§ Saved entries

:::::

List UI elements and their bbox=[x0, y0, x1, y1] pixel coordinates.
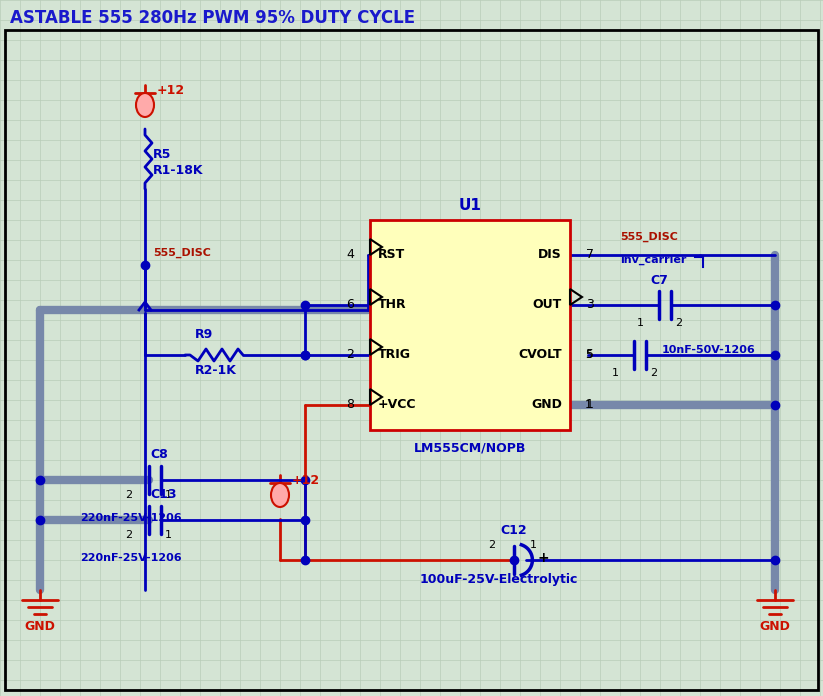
Text: 5: 5 bbox=[586, 349, 594, 361]
Text: TRIG: TRIG bbox=[378, 349, 411, 361]
Text: +12: +12 bbox=[157, 84, 185, 97]
Ellipse shape bbox=[271, 483, 289, 507]
Text: 6: 6 bbox=[346, 299, 354, 312]
Text: RST: RST bbox=[378, 248, 405, 262]
Text: 4: 4 bbox=[346, 248, 354, 262]
Text: THR: THR bbox=[378, 299, 407, 312]
Text: 2: 2 bbox=[675, 318, 682, 328]
Text: R9: R9 bbox=[195, 329, 213, 342]
Text: 5: 5 bbox=[585, 350, 592, 360]
Text: 3: 3 bbox=[586, 299, 594, 312]
Text: 1: 1 bbox=[165, 490, 172, 500]
Text: LM555CM/NOPB: LM555CM/NOPB bbox=[414, 441, 526, 454]
Text: DIS: DIS bbox=[538, 248, 562, 262]
Text: GND: GND bbox=[25, 619, 55, 633]
Text: 2: 2 bbox=[125, 530, 133, 540]
Bar bbox=[370, 220, 570, 430]
Text: 1: 1 bbox=[585, 400, 592, 410]
Text: 100uF-25V-Electrolytic: 100uF-25V-Electrolytic bbox=[420, 574, 579, 587]
Text: 1: 1 bbox=[165, 530, 172, 540]
Text: 1: 1 bbox=[637, 318, 644, 328]
Text: OUT: OUT bbox=[532, 299, 562, 312]
Text: 2: 2 bbox=[125, 490, 133, 500]
Text: 7: 7 bbox=[586, 248, 594, 262]
Text: +12: +12 bbox=[292, 473, 320, 487]
Ellipse shape bbox=[136, 93, 154, 117]
Text: ASTABLE 555 280Hz PWM 95% DUTY CYCLE: ASTABLE 555 280Hz PWM 95% DUTY CYCLE bbox=[10, 9, 415, 27]
Text: R5: R5 bbox=[153, 148, 171, 161]
Text: 555_DISC: 555_DISC bbox=[153, 248, 211, 258]
Text: +VCC: +VCC bbox=[378, 399, 416, 411]
Text: 1: 1 bbox=[612, 368, 619, 378]
Text: U1: U1 bbox=[458, 198, 481, 212]
Text: GND: GND bbox=[531, 399, 562, 411]
Text: 555_DISC: 555_DISC bbox=[620, 232, 678, 242]
Text: GND: GND bbox=[760, 619, 790, 633]
Text: 220nF-25V-1206: 220nF-25V-1206 bbox=[80, 553, 182, 563]
Text: C7: C7 bbox=[650, 274, 668, 287]
Text: 2: 2 bbox=[346, 349, 354, 361]
Text: C13: C13 bbox=[150, 489, 176, 502]
Text: 1: 1 bbox=[530, 540, 537, 550]
Text: inv_carrier: inv_carrier bbox=[620, 255, 686, 265]
Text: CVOLT: CVOLT bbox=[518, 349, 562, 361]
Text: +: + bbox=[538, 551, 550, 565]
Text: 10nF-50V-1206: 10nF-50V-1206 bbox=[662, 345, 756, 355]
Text: 1: 1 bbox=[586, 399, 594, 411]
Text: 8: 8 bbox=[346, 399, 354, 411]
Text: R2-1K: R2-1K bbox=[195, 363, 237, 377]
Text: 2: 2 bbox=[488, 540, 495, 550]
Text: C8: C8 bbox=[150, 448, 168, 461]
Text: R1-18K: R1-18K bbox=[153, 164, 203, 177]
Text: C12: C12 bbox=[500, 523, 527, 537]
Text: 2: 2 bbox=[650, 368, 657, 378]
Text: 220nF-25V-1206: 220nF-25V-1206 bbox=[80, 513, 182, 523]
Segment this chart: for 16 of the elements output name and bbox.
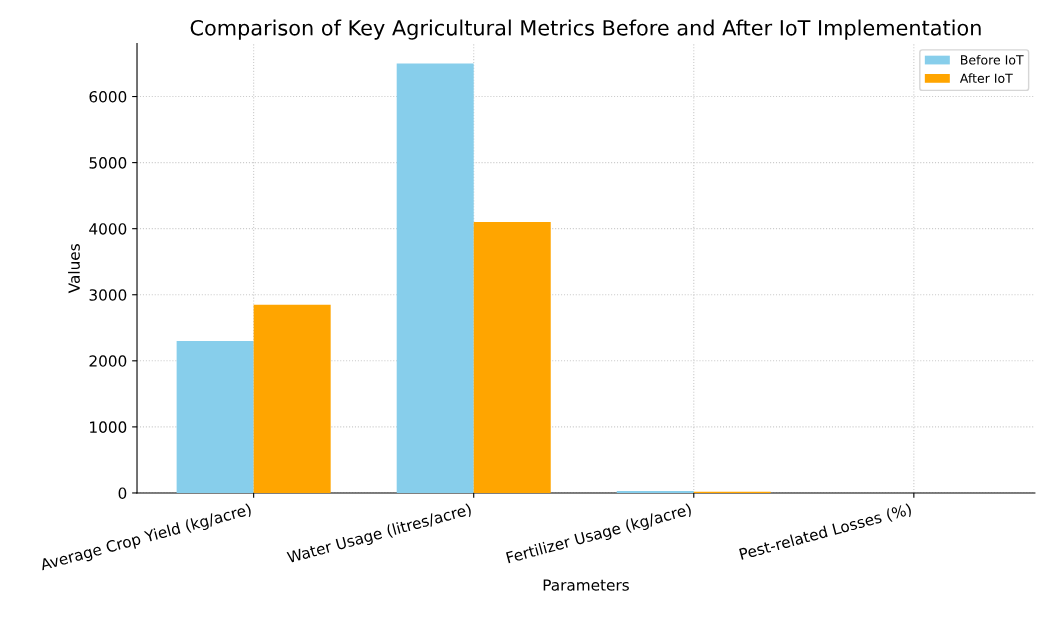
y-tick-label: 0 xyxy=(118,487,127,499)
bar xyxy=(253,304,331,493)
y-tick-label: 1000 xyxy=(90,421,127,433)
legend-label: After IoT xyxy=(959,73,1013,83)
y-tick-label: 6000 xyxy=(89,91,127,103)
y-tick-label: 2000 xyxy=(89,355,127,367)
x-axis-title: Parameters xyxy=(543,579,629,591)
y-tick-label: 5000 xyxy=(89,157,127,169)
bar xyxy=(396,63,474,493)
bar xyxy=(473,222,551,493)
y-tick-label: 3000 xyxy=(89,289,127,301)
legend-label: Before IoT xyxy=(961,54,1024,65)
chart-title: Comparison of Key Agricultural Metrics Before and After IoT Implementation xyxy=(190,19,981,40)
y-axis-title: Values xyxy=(68,244,80,294)
bar xyxy=(176,341,254,493)
y-tick-label: 4000 xyxy=(89,223,127,235)
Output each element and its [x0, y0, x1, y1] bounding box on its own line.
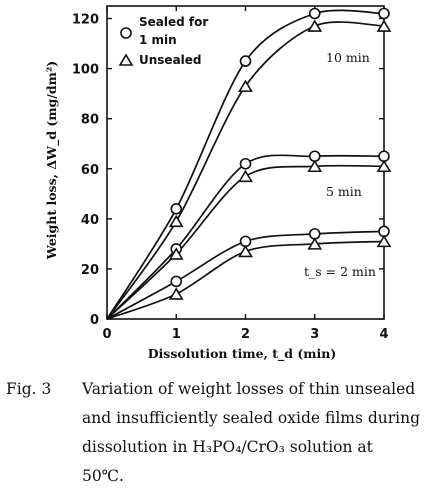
x-tick-label: 0: [102, 327, 111, 342]
caption-line: 50℃.: [82, 467, 124, 485]
legend-label-sealed-line1: Sealed for: [139, 15, 208, 29]
figure-caption: Fig. 3 Variation of weight losses of thi…: [6, 375, 430, 491]
data-point-triangle: [307, 237, 323, 250]
caption-figure-label: Fig. 3: [6, 380, 52, 398]
data-point-circle: [170, 203, 183, 215]
x-axis-title: Dissolution time, t_d (min): [148, 346, 337, 362]
legend: Sealed for 1 min Unsealed: [118, 15, 208, 67]
caption-line: Variation of weight losses of thin unsea…: [82, 380, 416, 398]
legend-triangle-marker: [118, 53, 134, 66]
x-tick-label: 1: [172, 327, 181, 342]
annotation-10-min: 10 min: [326, 50, 370, 65]
y-tick-label: 40: [81, 213, 99, 228]
data-point-circle: [308, 7, 321, 20]
curve-circle-series: [106, 9, 385, 320]
data-point-triangle: [168, 214, 184, 228]
y-tick-label: 60: [81, 163, 99, 178]
legend-label-sealed-line2: 1 min: [139, 33, 177, 47]
data-point-triangle: [307, 159, 323, 173]
data-point-circle: [239, 55, 252, 67]
annotation-5-min: 5 min: [326, 184, 362, 199]
data-point-circle: [378, 7, 390, 20]
data-markers: [168, 7, 392, 300]
data-point-triangle: [168, 287, 184, 300]
data-point-triangle: [376, 234, 392, 248]
data-point-triangle: [168, 247, 184, 260]
data-point-triangle: [238, 169, 253, 183]
caption-line: dissolution in H₃PO₄/CrO₃ solution at: [82, 438, 373, 456]
x-tick-label: 4: [379, 327, 388, 342]
y-tick-label: 100: [72, 63, 99, 78]
y-tick-label: 120: [72, 13, 99, 28]
data-point-triangle: [376, 19, 392, 32]
legend-label-unsealed: Unsealed: [139, 53, 202, 67]
x-tick-label: 2: [241, 327, 250, 342]
x-tick-label: 3: [310, 327, 319, 342]
data-point-triangle: [238, 244, 253, 258]
legend-circle-marker: [120, 27, 132, 39]
curve-triangle-series: [106, 21, 385, 320]
y-axis-title: Weight loss, ΔW_d (mg/dm²): [44, 61, 60, 260]
caption-line: and insufficiently sealed oxide films du…: [82, 409, 421, 427]
y-tick-label: 0: [90, 313, 99, 328]
y-tick-label: 20: [81, 263, 99, 278]
y-tick-label: 80: [81, 113, 99, 128]
data-point-triangle: [238, 79, 253, 92]
data-point-circle: [170, 275, 183, 288]
data-point-triangle: [307, 19, 323, 32]
annotation-2-min: t_s = 2 min: [304, 264, 376, 279]
data-point-circle: [239, 157, 252, 170]
data-point-triangle: [376, 159, 392, 173]
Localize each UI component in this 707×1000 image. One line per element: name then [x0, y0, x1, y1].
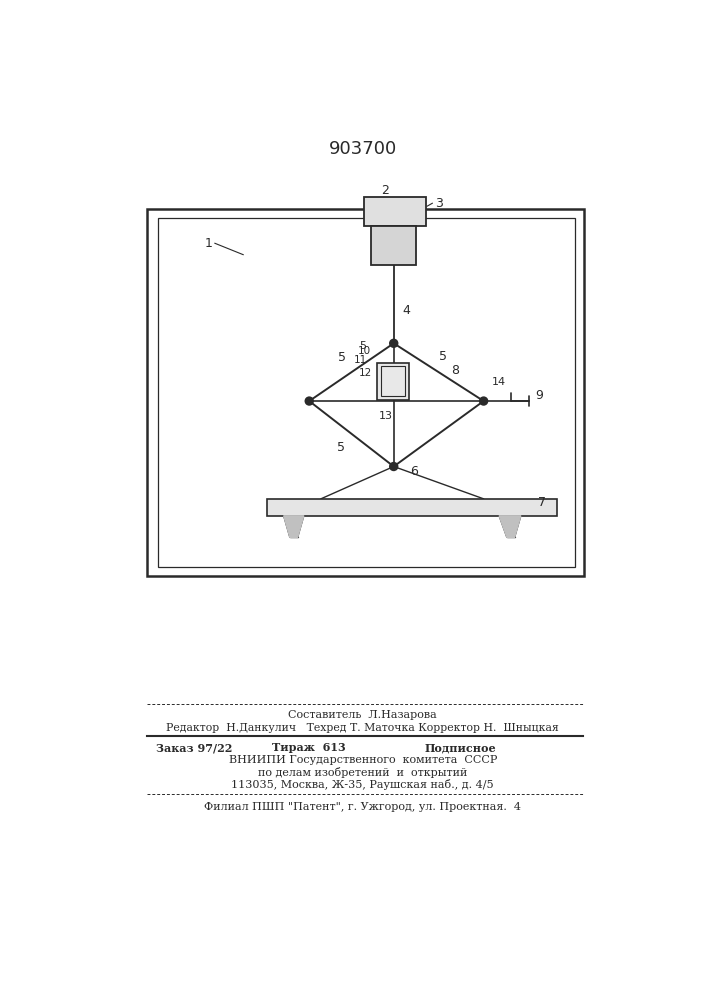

:::::

§ TASK
Return every line of the entries above word for word, leaving out the pictures.

§ TASK RESPONSE
List UI elements and their bbox=[x0, y0, x1, y1] pixel coordinates.
Text: 5: 5 bbox=[586, 349, 594, 361]
Text: TRIG: TRIG bbox=[378, 349, 411, 361]
Text: +12: +12 bbox=[157, 84, 185, 97]
Ellipse shape bbox=[271, 483, 289, 507]
Text: 6: 6 bbox=[346, 299, 354, 312]
Text: RST: RST bbox=[378, 248, 405, 262]
Text: 4: 4 bbox=[346, 248, 354, 262]
Text: THR: THR bbox=[378, 299, 407, 312]
Text: 2: 2 bbox=[675, 318, 682, 328]
Text: R9: R9 bbox=[195, 329, 213, 342]
Text: 5: 5 bbox=[585, 350, 592, 360]
Text: 3: 3 bbox=[586, 299, 594, 312]
Text: 1: 1 bbox=[165, 490, 172, 500]
Text: LM555CM/NOPB: LM555CM/NOPB bbox=[414, 441, 526, 454]
Text: DIS: DIS bbox=[538, 248, 562, 262]
Text: GND: GND bbox=[25, 619, 55, 633]
Text: 2: 2 bbox=[125, 530, 133, 540]
Bar bbox=[370, 220, 570, 430]
Text: 1: 1 bbox=[585, 400, 592, 410]
Text: 100uF-25V-Electrolytic: 100uF-25V-Electrolytic bbox=[420, 574, 579, 587]
Text: 1: 1 bbox=[165, 530, 172, 540]
Text: 1: 1 bbox=[637, 318, 644, 328]
Text: OUT: OUT bbox=[532, 299, 562, 312]
Text: 2: 2 bbox=[125, 490, 133, 500]
Text: 7: 7 bbox=[586, 248, 594, 262]
Text: +12: +12 bbox=[292, 473, 320, 487]
Ellipse shape bbox=[136, 93, 154, 117]
Text: ASTABLE 555 280Hz PWM 95% DUTY CYCLE: ASTABLE 555 280Hz PWM 95% DUTY CYCLE bbox=[10, 9, 415, 27]
Text: R5: R5 bbox=[153, 148, 171, 161]
Text: 555_DISC: 555_DISC bbox=[153, 248, 211, 258]
Text: +VCC: +VCC bbox=[378, 399, 416, 411]
Text: 1: 1 bbox=[612, 368, 619, 378]
Text: U1: U1 bbox=[458, 198, 481, 212]
Text: GND: GND bbox=[531, 399, 562, 411]
Text: 555_DISC: 555_DISC bbox=[620, 232, 678, 242]
Text: GND: GND bbox=[760, 619, 790, 633]
Text: 220nF-25V-1206: 220nF-25V-1206 bbox=[80, 553, 182, 563]
Text: C7: C7 bbox=[650, 274, 668, 287]
Text: 2: 2 bbox=[346, 349, 354, 361]
Text: C13: C13 bbox=[150, 489, 176, 502]
Text: 1: 1 bbox=[530, 540, 537, 550]
Text: inv_carrier: inv_carrier bbox=[620, 255, 686, 265]
Text: CVOLT: CVOLT bbox=[518, 349, 562, 361]
Text: +: + bbox=[538, 551, 550, 565]
Text: 10nF-50V-1206: 10nF-50V-1206 bbox=[662, 345, 756, 355]
Text: 1: 1 bbox=[586, 399, 594, 411]
Text: 8: 8 bbox=[346, 399, 354, 411]
Text: R2-1K: R2-1K bbox=[195, 363, 237, 377]
Text: 2: 2 bbox=[488, 540, 495, 550]
Text: C8: C8 bbox=[150, 448, 168, 461]
Text: R1-18K: R1-18K bbox=[153, 164, 203, 177]
Text: C12: C12 bbox=[500, 523, 527, 537]
Text: 2: 2 bbox=[650, 368, 657, 378]
Text: 220nF-25V-1206: 220nF-25V-1206 bbox=[80, 513, 182, 523]
Segment this chart: for 16 of the elements output name and bbox.
y-tick-label: 0 xyxy=(118,487,127,499)
bar xyxy=(253,304,331,493)
y-tick-label: 1000 xyxy=(90,421,127,433)
legend-label: After IoT xyxy=(959,73,1013,83)
y-tick-label: 6000 xyxy=(89,91,127,103)
y-tick-label: 2000 xyxy=(89,355,127,367)
x-axis-title: Parameters xyxy=(543,579,629,591)
y-tick-label: 5000 xyxy=(89,157,127,169)
bar xyxy=(396,63,474,493)
bar xyxy=(473,222,551,493)
y-tick-label: 3000 xyxy=(89,289,127,301)
legend-label: Before IoT xyxy=(961,54,1024,65)
chart-title: Comparison of Key Agricultural Metrics Before and After IoT Implementation xyxy=(190,19,981,40)
y-axis-title: Values xyxy=(68,244,80,294)
bar xyxy=(176,341,254,493)
y-tick-label: 4000 xyxy=(89,223,127,235)
Output each element and its [x0, y0, x1, y1] bounding box on its own line.
x-tick-label: 0: [102, 327, 111, 342]
caption-line: 50℃.: [82, 467, 124, 485]
legend-label-sealed-line1: Sealed for: [139, 15, 208, 29]
figure-caption: Fig. 3 Variation of weight losses of thi…: [6, 375, 430, 491]
data-point-triangle: [307, 237, 323, 250]
caption-figure-label: Fig. 3: [6, 380, 52, 398]
data-point-circle: [170, 203, 183, 215]
x-axis-title: Dissolution time, t_d (min): [148, 346, 337, 362]
legend: Sealed for 1 min Unsealed: [118, 15, 208, 67]
caption-line: Variation of weight losses of thin unsea…: [82, 380, 416, 398]
legend-triangle-marker: [118, 53, 134, 66]
x-tick-label: 1: [172, 327, 181, 342]
annotation-10-min: 10 min: [326, 50, 370, 65]
y-tick-label: 40: [81, 213, 99, 228]
data-point-circle: [308, 7, 321, 20]
curve-circle-series: [106, 9, 385, 320]
data-point-triangle: [168, 214, 184, 228]
y-tick-label: 60: [81, 163, 99, 178]
legend-label-sealed-line2: 1 min: [139, 33, 177, 47]
data-point-triangle: [307, 159, 323, 173]
data-point-circle: [239, 55, 252, 67]
annotation-5-min: 5 min: [326, 184, 362, 199]
data-point-circle: [378, 7, 390, 20]
data-markers: [168, 7, 392, 300]
data-point-triangle: [168, 287, 184, 300]
data-point-triangle: [376, 234, 392, 248]
data-point-triangle: [168, 247, 184, 260]
data-point-triangle: [238, 169, 253, 183]
caption-line: dissolution in H₃PO₄/CrO₃ solution at: [82, 438, 373, 456]
x-tick-label: 4: [379, 327, 388, 342]
y-tick-label: 100: [72, 63, 99, 78]
y-tick-label: 120: [72, 13, 99, 28]
data-point-triangle: [376, 19, 392, 32]
legend-label-unsealed: Unsealed: [139, 53, 202, 67]
x-tick-label: 2: [241, 327, 250, 342]
x-tick-label: 3: [310, 327, 319, 342]
data-point-triangle: [238, 244, 253, 258]
legend-circle-marker: [120, 27, 132, 39]
curve-triangle-series: [106, 21, 385, 320]
y-axis-title: Weight loss, ΔW_d (mg/dm²): [44, 61, 60, 260]
caption-line: and insufficiently sealed oxide films du…: [82, 409, 421, 427]
y-tick-label: 0: [90, 313, 99, 328]
y-tick-label: 20: [81, 263, 99, 278]
y-tick-label: 80: [81, 113, 99, 128]
data-point-triangle: [238, 79, 253, 92]
data-point-circle: [170, 275, 183, 288]
data-point-triangle: [307, 19, 323, 32]
annotation-2-min: t_s = 2 min: [304, 264, 376, 279]
data-point-circle: [239, 157, 252, 170]
data-point-triangle: [376, 159, 392, 173]
Localize each UI component in this 707×1000 image. One line per element: name then [x0, y0, x1, y1].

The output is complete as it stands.